WHAT NEEDS TO BE DONE:
Write out the records below once more, exactly as they stand.

MATERIAL TO PROCESS:
----

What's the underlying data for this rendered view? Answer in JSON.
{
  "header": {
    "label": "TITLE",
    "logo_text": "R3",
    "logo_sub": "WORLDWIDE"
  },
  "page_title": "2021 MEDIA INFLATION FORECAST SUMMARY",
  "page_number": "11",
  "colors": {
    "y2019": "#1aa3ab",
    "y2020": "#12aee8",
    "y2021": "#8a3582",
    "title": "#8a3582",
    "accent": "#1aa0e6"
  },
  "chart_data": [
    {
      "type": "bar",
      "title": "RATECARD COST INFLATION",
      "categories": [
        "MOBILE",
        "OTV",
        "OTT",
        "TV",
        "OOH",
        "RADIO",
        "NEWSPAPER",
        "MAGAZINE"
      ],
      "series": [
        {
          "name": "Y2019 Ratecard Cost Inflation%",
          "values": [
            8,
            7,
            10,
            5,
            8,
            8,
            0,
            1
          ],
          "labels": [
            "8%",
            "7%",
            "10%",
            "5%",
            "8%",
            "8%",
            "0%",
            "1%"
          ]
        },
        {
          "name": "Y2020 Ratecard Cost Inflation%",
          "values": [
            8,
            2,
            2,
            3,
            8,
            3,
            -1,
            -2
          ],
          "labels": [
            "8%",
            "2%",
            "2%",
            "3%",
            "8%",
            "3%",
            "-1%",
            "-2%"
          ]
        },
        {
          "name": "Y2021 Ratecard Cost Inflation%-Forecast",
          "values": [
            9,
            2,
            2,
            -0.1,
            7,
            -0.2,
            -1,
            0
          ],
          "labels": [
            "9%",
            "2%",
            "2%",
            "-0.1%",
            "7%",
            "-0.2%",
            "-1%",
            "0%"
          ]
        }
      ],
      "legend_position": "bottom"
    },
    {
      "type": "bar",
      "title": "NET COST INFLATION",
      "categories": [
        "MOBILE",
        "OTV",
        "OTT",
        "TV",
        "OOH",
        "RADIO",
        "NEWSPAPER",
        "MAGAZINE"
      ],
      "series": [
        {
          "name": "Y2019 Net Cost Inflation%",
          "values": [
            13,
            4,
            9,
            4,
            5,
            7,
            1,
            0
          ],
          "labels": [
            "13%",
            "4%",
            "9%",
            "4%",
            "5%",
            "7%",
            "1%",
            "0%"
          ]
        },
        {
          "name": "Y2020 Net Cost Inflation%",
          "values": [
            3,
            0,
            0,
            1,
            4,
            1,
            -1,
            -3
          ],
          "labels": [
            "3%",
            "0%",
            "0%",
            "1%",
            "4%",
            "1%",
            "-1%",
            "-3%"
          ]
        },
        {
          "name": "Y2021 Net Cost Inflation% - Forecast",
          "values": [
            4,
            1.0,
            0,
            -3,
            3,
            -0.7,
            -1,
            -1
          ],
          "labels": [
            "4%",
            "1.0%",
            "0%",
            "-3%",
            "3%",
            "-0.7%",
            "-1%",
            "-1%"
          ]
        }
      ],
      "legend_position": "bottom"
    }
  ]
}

----

EXERCISE RESULT:
What's the underlying data for this rendered view? Answer in JSON.
{
  "header": {
    "label": "TITLE",
    "logo_text": "R3",
    "logo_sub": "WORLDWIDE"
  },
  "page_title": "2021 MEDIA INFLATION FORECAST SUMMARY",
  "page_number": "11",
  "colors": {
    "y2019": "#1aa3ab",
    "y2020": "#12aee8",
    "y2021": "#8a3582",
    "title": "#8a3582",
    "accent": "#1aa0e6"
  },
  "chart_data": [
    {
      "type": "bar",
      "title": "RATECARD COST INFLATION",
      "categories": [
        "MOBILE",
        "OTV",
        "OTT",
        "TV",
        "OOH",
        "RADIO",
        "NEWSPAPER",
        "MAGAZINE"
      ],
      "series": [
        {
          "name": "Y2019 Ratecard Cost Inflation%",
          "values": [
            8,
            7,
            10,
            5,
            8,
            8,
            0,
            1
          ],
          "labels": [
            "8%",
            "7%",
            "10%",
            "5%",
            "8%",
            "8%",
            "0%",
            "1%"
          ]
        },
        {
          "name": "Y2020 Ratecard Cost Inflation%",
          "values": [
            8,
            2,
            2,
            3,
            8,
            3,
            -1,
            -2
          ],
          "labels": [
            "8%",
            "2%",
            "2%",
            "3%",
            "8%",
            "3%",
            "-1%",
            "-2%"
          ]
        },
        {
          "name": "Y2021 Ratecard Cost Inflation%-Forecast",
          "values": [
            9,
            2,
            2,
            -0.1,
            7,
            -0.2,
            -1,
            0
          ],
          "labels": [
            "9%",
            "2%",
            "2%",
            "-0.1%",
            "7%",
            "-0.2%",
            "-1%",
            "0%"
          ]
        }
      ],
      "legend_position": "bottom"
    },
    {
      "type": "bar",
      "title": "NET COST INFLATION",
      "categories": [
        "MOBILE",
        "OTV",
        "OTT",
        "TV",
        "OOH",
        "RADIO",
        "NEWSPAPER",
        "MAGAZINE"
      ],
      "series": [
        {
          "name": "Y2019 Net Cost Inflation%",
          "values": [
            13,
            4,
            9,
            4,
            5,
            7,
            1,
            0
          ],
          "labels": [
            "13%",
            "4%",
            "9%",
            "4%",
            "5%",
            "7%",
            "1%",
            "0%"
          ]
        },
        {
          "name": "Y2020 Net Cost Inflation%",
          "values": [
            3,
            0,
            0,
            1,
            4,
            1,
            -1,
            -3
          ],
          "labels": [
            "3%",
            "0%",
            "0%",
            "1%",
            "4%",
            "1%",
            "-1%",
            "-3%"
          ]
        },
        {
          "name": "Y2021 Net Cost Inflation% - Forecast",
          "values": [
            4,
            1.0,
            0,
            -3,
            3,
            -0.7,
            -1,
            -1
          ],
          "labels": [
            "4%",
            "1.0%",
            "0%",
            "-3%",
            "3%",
            "-0.7%",
            "-1%",
            "-1%"
          ]
        }
      ],
      "legend_position": "bottom"
    }
  ]
}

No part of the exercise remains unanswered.